Direction — Give every line from the start of the records through the line containing "166, 280, 168]", inclusive, as a JSON list of strings with one string per line, leaving out blank lines.

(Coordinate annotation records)

###

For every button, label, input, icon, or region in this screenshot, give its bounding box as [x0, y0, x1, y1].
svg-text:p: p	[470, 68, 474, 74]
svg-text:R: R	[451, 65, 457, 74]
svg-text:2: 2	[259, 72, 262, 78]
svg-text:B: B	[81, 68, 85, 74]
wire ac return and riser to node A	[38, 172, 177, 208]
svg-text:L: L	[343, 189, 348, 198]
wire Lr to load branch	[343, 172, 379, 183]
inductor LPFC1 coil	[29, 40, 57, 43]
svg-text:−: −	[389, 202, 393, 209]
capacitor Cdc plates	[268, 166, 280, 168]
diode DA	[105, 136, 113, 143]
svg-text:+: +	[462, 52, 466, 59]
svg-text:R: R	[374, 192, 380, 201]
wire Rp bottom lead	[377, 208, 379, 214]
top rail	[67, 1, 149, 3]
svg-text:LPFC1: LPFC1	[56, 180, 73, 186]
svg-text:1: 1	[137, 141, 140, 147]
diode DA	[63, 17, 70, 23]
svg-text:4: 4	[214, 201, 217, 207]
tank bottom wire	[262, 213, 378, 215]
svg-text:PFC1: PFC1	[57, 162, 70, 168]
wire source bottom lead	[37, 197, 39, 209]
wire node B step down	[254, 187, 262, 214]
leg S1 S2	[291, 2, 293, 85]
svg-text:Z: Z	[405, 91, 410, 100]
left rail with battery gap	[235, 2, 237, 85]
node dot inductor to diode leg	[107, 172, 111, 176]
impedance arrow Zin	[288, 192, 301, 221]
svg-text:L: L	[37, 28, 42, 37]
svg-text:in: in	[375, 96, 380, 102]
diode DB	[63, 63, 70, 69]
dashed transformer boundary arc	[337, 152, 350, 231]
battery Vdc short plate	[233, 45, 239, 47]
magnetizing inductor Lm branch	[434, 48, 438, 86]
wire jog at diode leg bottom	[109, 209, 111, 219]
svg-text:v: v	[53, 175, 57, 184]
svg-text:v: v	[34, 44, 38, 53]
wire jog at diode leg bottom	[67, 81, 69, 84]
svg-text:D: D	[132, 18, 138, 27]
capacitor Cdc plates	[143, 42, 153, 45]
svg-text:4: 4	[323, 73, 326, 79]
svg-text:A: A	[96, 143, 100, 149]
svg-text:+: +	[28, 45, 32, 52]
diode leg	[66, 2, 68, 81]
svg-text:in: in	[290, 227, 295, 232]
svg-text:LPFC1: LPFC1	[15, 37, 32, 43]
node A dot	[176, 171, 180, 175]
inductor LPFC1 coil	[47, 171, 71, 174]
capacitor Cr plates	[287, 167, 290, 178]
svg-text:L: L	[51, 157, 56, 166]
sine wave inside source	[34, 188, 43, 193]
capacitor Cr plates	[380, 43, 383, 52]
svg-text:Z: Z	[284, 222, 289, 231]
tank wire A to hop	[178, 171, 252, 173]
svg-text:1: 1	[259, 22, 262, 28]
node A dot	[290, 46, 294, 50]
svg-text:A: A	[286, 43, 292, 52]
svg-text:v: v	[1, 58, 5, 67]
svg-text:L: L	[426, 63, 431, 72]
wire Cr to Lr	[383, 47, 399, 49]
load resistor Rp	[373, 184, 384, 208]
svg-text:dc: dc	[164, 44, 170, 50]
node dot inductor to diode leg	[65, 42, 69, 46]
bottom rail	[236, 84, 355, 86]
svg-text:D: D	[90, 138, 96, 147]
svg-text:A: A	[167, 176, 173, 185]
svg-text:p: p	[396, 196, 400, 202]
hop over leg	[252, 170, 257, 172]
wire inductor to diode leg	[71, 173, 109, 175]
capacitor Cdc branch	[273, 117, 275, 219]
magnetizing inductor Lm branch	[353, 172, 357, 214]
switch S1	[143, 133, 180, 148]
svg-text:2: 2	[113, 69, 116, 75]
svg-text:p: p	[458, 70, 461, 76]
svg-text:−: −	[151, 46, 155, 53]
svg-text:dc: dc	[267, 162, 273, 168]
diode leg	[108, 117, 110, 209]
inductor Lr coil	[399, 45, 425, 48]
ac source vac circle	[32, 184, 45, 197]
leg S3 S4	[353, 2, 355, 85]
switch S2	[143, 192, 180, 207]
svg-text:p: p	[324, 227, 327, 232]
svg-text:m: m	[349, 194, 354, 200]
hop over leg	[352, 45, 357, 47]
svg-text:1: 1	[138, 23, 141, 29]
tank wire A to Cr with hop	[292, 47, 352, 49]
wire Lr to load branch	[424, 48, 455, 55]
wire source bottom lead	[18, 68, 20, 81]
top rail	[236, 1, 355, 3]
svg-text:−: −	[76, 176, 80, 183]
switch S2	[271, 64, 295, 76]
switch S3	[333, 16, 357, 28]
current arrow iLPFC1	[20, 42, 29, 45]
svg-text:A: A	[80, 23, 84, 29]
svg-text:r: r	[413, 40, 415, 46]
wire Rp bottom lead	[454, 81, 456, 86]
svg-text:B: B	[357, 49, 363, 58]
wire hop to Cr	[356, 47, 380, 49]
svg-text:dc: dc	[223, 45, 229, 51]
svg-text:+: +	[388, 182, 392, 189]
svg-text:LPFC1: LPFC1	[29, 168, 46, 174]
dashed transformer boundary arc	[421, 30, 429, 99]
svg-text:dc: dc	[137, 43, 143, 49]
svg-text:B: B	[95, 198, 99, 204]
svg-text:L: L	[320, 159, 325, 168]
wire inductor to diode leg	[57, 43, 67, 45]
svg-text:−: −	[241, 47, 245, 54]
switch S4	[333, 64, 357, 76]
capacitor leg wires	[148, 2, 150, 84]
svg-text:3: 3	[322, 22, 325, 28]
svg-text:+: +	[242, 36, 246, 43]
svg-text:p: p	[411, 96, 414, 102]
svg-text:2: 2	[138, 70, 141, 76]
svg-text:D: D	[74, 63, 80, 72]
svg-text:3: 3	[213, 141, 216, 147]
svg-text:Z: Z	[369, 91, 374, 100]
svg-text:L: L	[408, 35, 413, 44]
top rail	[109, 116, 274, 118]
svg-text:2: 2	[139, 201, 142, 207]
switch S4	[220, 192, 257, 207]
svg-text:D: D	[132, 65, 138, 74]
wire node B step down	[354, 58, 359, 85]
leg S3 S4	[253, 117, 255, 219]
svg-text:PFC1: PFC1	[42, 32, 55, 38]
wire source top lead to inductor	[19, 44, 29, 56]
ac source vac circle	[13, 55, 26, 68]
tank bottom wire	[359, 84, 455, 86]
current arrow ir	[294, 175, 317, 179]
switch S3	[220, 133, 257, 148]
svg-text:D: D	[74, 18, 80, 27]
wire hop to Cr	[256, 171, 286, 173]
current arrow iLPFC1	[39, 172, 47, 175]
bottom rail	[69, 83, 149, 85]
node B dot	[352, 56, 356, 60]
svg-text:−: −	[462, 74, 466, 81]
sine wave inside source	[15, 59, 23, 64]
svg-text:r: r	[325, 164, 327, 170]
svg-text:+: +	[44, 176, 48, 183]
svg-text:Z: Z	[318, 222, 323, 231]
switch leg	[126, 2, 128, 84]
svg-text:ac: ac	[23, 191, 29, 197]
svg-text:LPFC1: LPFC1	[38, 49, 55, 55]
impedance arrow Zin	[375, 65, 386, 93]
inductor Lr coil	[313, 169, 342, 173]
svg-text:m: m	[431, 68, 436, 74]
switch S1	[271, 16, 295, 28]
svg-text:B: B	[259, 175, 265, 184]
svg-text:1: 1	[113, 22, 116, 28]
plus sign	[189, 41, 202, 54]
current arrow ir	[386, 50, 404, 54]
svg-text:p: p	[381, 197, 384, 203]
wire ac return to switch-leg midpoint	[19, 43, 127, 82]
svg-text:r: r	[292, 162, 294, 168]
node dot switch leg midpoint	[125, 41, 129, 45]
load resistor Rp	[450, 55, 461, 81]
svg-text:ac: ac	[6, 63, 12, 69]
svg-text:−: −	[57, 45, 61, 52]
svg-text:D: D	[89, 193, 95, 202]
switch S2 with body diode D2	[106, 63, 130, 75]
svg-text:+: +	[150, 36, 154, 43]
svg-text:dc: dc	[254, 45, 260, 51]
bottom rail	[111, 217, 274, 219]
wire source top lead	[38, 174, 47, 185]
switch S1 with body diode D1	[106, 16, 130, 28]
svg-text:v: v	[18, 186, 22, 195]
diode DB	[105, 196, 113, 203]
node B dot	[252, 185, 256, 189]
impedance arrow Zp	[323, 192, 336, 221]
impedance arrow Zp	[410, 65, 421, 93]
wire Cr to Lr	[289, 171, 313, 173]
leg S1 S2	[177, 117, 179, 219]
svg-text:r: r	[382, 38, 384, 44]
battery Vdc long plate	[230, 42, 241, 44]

###

Exercise solution —
[
  "For every button, label, input, icon, or region in this screenshot, give its bounding box as [x0, y0, x1, y1].",
  "svg-text:p: p\t[470, 68, 474, 74]",
  "svg-text:R: R\t[451, 65, 457, 74]",
  "svg-text:2: 2\t[259, 72, 262, 78]",
  "svg-text:B: B\t[81, 68, 85, 74]",
  "wire ac return and riser to node A\t[38, 172, 177, 208]",
  "svg-text:L: L\t[343, 189, 348, 198]",
  "wire Lr to load branch\t[343, 172, 379, 183]",
  "inductor LPFC1 coil\t[29, 40, 57, 43]",
  "svg-text:−: −\t[389, 202, 393, 209]",
  "capacitor Cdc plates\t[268, 166, 280, 168]"
]